§ **Material shown**
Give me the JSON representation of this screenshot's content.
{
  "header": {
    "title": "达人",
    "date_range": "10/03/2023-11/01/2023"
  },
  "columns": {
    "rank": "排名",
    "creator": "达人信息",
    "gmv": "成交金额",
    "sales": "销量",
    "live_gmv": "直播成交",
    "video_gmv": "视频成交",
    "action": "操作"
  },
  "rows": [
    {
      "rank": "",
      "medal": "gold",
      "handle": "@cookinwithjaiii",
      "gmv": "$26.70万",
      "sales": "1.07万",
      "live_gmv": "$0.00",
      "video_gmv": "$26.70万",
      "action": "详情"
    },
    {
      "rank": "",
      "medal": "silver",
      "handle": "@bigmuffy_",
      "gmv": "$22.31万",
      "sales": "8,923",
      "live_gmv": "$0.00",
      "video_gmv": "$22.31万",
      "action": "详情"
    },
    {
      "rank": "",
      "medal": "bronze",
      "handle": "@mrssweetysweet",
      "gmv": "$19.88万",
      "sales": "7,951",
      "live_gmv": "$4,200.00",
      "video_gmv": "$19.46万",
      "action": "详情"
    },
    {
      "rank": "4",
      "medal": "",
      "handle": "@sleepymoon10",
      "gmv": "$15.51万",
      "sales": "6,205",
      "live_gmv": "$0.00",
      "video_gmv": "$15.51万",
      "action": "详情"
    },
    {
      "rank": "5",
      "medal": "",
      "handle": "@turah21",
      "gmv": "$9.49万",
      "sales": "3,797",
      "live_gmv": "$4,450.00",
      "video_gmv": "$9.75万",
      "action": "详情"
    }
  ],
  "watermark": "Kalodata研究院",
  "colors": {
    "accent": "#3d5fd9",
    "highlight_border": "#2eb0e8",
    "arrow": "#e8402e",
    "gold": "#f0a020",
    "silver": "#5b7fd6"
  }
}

§ **Directions for this task**
Copy all the records above precisely.

§ **Exercise output**
Give me the JSON representation of this screenshot's content.
{
  "header": {
    "title": "达人",
    "date_range": "10/03/2023-11/01/2023"
  },
  "columns": {
    "rank": "排名",
    "creator": "达人信息",
    "gmv": "成交金额",
    "sales": "销量",
    "live_gmv": "直播成交",
    "video_gmv": "视频成交",
    "action": "操作"
  },
  "rows": [
    {
      "rank": "",
      "medal": "gold",
      "handle": "@cookinwithjaiii",
      "gmv": "$26.70万",
      "sales": "1.07万",
      "live_gmv": "$0.00",
      "video_gmv": "$26.70万",
      "action": "详情"
    },
    {
      "rank": "",
      "medal": "silver",
      "handle": "@bigmuffy_",
      "gmv": "$22.31万",
      "sales": "8,923",
      "live_gmv": "$0.00",
      "video_gmv": "$22.31万",
      "action": "详情"
    },
    {
      "rank": "",
      "medal": "bronze",
      "handle": "@mrssweetysweet",
      "gmv": "$19.88万",
      "sales": "7,951",
      "live_gmv": "$4,200.00",
      "video_gmv": "$19.46万",
      "action": "详情"
    },
    {
      "rank": "4",
      "medal": "",
      "handle": "@sleepymoon10",
      "gmv": "$15.51万",
      "sales": "6,205",
      "live_gmv": "$0.00",
      "video_gmv": "$15.51万",
      "action": "详情"
    },
    {
      "rank": "5",
      "medal": "",
      "handle": "@turah21",
      "gmv": "$9.49万",
      "sales": "3,797",
      "live_gmv": "$4,450.00",
      "video_gmv": "$9.75万",
      "action": "详情"
    }
  ],
  "watermark": "Kalodata研究院",
  "colors": {
    "accent": "#3d5fd9",
    "highlight_border": "#2eb0e8",
    "arrow": "#e8402e",
    "gold": "#f0a020",
    "silver": "#5b7fd6"
  }
}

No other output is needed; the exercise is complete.